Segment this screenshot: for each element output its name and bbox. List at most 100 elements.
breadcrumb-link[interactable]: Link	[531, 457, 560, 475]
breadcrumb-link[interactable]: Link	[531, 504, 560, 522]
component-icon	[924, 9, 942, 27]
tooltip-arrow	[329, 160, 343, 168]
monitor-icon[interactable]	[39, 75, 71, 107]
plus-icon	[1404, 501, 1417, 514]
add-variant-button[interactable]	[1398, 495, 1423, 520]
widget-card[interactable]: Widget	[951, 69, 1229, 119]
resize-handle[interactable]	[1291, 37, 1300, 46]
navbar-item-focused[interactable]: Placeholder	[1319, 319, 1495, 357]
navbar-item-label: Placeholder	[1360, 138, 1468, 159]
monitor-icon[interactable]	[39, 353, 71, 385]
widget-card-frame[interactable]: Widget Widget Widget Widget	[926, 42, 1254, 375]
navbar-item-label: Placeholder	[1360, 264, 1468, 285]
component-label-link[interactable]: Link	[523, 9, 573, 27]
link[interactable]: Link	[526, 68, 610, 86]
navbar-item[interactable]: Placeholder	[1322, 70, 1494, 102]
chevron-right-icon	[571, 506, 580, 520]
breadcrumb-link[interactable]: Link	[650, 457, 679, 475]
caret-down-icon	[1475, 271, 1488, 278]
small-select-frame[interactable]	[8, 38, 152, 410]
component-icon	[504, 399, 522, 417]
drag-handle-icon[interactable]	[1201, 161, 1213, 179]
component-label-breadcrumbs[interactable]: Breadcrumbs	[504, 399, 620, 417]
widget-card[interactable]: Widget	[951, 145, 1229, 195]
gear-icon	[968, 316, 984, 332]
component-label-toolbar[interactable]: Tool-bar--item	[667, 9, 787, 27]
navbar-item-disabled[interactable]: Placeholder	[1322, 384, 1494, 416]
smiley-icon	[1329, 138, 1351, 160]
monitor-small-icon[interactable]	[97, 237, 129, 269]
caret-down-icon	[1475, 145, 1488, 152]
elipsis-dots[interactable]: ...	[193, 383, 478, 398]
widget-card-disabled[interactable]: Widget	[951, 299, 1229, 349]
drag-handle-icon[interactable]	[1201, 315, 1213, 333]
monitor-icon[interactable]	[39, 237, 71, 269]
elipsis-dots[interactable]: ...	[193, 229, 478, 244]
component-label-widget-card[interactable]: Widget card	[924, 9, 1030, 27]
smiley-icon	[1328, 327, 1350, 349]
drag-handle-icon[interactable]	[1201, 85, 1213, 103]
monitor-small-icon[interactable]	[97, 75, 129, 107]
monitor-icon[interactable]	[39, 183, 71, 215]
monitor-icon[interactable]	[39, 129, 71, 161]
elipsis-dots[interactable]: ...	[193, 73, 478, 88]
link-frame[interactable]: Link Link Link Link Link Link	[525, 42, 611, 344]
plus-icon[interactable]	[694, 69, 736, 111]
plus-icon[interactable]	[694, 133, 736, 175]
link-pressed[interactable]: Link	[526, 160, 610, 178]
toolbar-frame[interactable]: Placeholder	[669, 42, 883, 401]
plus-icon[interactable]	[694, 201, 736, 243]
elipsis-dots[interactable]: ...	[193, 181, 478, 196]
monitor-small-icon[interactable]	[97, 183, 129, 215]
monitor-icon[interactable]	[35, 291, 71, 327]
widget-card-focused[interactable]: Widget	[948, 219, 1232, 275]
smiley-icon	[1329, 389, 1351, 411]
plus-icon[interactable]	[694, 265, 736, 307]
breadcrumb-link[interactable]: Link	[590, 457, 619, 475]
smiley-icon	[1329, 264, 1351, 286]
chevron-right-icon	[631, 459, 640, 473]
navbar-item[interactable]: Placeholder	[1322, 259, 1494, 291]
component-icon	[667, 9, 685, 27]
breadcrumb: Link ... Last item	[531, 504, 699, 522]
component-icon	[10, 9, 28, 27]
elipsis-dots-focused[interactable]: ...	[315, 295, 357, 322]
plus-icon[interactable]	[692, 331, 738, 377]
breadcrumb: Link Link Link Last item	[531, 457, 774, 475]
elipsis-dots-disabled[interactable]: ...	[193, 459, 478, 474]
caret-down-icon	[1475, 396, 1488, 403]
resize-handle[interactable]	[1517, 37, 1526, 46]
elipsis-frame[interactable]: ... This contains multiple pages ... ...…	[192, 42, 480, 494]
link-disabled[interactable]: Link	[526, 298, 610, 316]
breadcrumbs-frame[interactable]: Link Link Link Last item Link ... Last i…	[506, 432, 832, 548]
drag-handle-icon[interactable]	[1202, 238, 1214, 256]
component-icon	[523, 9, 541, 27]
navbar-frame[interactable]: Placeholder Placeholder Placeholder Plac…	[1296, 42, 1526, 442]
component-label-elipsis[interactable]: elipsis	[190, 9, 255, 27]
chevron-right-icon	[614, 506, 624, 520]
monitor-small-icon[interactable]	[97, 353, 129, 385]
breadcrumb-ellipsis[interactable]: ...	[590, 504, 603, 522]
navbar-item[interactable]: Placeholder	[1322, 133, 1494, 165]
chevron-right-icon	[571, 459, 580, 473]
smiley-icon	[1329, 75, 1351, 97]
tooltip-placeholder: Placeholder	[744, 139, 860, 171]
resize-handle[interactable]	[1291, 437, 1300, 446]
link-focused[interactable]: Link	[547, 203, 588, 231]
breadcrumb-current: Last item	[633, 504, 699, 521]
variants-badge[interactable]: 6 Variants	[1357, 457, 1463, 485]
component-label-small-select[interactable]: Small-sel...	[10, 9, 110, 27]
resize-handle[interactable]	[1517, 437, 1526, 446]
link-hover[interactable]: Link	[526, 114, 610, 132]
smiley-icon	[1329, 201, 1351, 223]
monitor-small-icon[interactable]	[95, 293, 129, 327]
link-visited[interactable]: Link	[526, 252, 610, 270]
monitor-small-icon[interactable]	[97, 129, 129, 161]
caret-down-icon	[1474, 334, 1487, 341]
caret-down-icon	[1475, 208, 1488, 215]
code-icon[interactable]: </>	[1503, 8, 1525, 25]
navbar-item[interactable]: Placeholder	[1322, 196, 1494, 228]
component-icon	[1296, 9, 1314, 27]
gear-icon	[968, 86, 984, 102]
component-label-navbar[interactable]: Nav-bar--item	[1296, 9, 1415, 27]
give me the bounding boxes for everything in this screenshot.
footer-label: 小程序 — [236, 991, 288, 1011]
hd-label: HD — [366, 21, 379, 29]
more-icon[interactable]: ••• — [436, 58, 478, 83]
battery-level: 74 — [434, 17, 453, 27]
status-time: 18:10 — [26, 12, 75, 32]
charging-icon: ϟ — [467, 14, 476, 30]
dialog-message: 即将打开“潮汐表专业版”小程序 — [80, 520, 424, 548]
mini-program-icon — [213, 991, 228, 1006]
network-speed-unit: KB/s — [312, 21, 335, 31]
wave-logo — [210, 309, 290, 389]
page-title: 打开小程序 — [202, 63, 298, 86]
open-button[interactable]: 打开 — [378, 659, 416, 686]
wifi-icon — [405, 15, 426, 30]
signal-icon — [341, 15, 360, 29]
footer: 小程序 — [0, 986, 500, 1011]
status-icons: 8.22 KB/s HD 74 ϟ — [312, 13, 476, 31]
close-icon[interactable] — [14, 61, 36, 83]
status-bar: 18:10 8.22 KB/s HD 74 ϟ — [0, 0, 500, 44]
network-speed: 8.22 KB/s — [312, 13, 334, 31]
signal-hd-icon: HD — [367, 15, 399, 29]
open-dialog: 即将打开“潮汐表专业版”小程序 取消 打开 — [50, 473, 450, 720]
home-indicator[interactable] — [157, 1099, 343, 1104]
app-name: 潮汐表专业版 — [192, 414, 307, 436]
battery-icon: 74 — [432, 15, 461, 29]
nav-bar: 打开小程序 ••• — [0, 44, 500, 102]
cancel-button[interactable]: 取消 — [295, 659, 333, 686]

WORK TO BE COMPLETED »
Copy out every row from the first row at the top of the rows above down to the row containing "161, 1213, 179]", both ends included, without changing anything.

ANSWER TO THIS TASK »
Segment this screenshot: for each element output its name and bbox. List at most 100 elements.
breadcrumb-link[interactable]: Link	[531, 457, 560, 475]
breadcrumb-link[interactable]: Link	[531, 504, 560, 522]
component-icon	[924, 9, 942, 27]
tooltip-arrow	[329, 160, 343, 168]
monitor-icon[interactable]	[39, 75, 71, 107]
plus-icon	[1404, 501, 1417, 514]
add-variant-button[interactable]	[1398, 495, 1423, 520]
widget-card[interactable]: Widget	[951, 69, 1229, 119]
resize-handle[interactable]	[1291, 37, 1300, 46]
navbar-item-focused[interactable]: Placeholder	[1319, 319, 1495, 357]
navbar-item-label: Placeholder	[1360, 138, 1468, 159]
monitor-icon[interactable]	[39, 353, 71, 385]
widget-card-frame[interactable]: Widget Widget Widget Widget	[926, 42, 1254, 375]
navbar-item-label: Placeholder	[1360, 264, 1468, 285]
component-label-link[interactable]: Link	[523, 9, 573, 27]
link[interactable]: Link	[526, 68, 610, 86]
navbar-item[interactable]: Placeholder	[1322, 70, 1494, 102]
chevron-right-icon	[571, 506, 580, 520]
breadcrumb-link[interactable]: Link	[650, 457, 679, 475]
caret-down-icon	[1475, 271, 1488, 278]
small-select-frame[interactable]	[8, 38, 152, 410]
component-icon	[504, 399, 522, 417]
drag-handle-icon[interactable]	[1201, 161, 1213, 179]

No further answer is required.